⟨
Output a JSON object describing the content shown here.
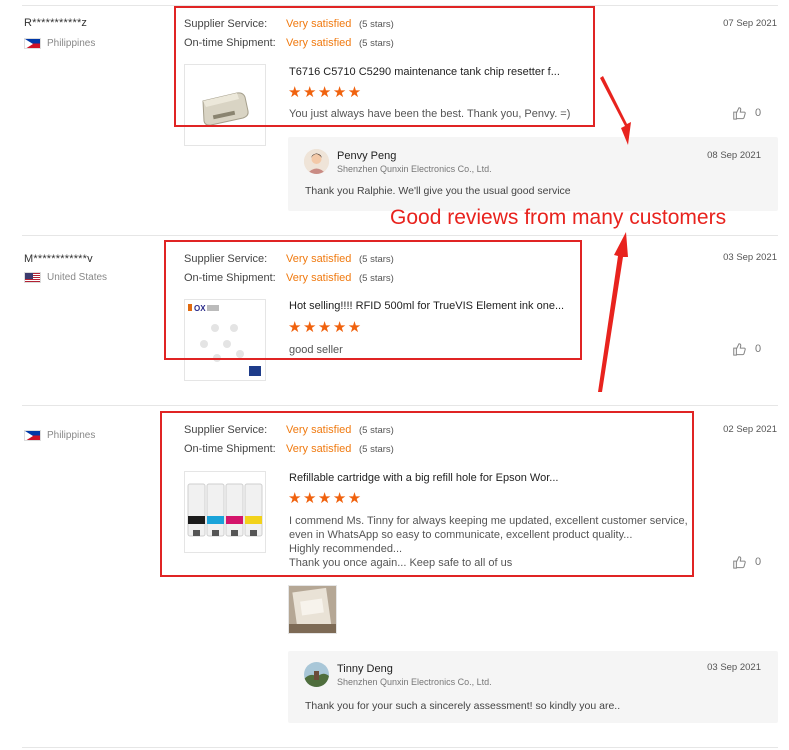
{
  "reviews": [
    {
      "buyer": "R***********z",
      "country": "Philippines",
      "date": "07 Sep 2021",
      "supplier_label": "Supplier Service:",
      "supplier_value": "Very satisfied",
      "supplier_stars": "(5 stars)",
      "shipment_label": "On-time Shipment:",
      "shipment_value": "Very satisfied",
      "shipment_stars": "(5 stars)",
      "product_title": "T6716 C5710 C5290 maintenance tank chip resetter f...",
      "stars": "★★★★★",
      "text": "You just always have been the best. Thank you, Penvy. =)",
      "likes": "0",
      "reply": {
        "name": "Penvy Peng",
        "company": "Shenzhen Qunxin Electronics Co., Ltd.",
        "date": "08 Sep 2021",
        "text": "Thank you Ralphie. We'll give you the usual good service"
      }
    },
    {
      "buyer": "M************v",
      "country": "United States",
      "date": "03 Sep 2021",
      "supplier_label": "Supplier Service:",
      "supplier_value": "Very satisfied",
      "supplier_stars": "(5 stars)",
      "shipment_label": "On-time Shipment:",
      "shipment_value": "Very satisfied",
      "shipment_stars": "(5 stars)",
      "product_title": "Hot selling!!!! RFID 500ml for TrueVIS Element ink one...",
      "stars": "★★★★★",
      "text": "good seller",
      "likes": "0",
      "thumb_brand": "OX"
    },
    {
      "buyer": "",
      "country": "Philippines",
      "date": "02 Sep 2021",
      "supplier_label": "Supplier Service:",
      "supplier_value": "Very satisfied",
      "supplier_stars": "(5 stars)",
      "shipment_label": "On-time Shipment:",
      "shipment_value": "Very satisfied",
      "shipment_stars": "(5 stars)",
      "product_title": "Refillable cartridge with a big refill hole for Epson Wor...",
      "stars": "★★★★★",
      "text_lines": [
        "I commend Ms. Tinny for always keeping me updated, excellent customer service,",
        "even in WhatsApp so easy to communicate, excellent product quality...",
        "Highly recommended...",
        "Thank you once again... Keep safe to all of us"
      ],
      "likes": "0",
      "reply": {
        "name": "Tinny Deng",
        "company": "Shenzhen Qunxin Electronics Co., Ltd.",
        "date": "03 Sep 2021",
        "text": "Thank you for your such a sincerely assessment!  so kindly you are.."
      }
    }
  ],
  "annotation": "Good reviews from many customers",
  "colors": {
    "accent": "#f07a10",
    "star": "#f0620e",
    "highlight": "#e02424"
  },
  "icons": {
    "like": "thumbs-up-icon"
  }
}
⟩
◆ WRITTEN INSTRUCTION ◆
Count every line in the preceding entries where the string "Penvy" appears, then state only the total.

◆ SOLVED PROBLEM ◆
2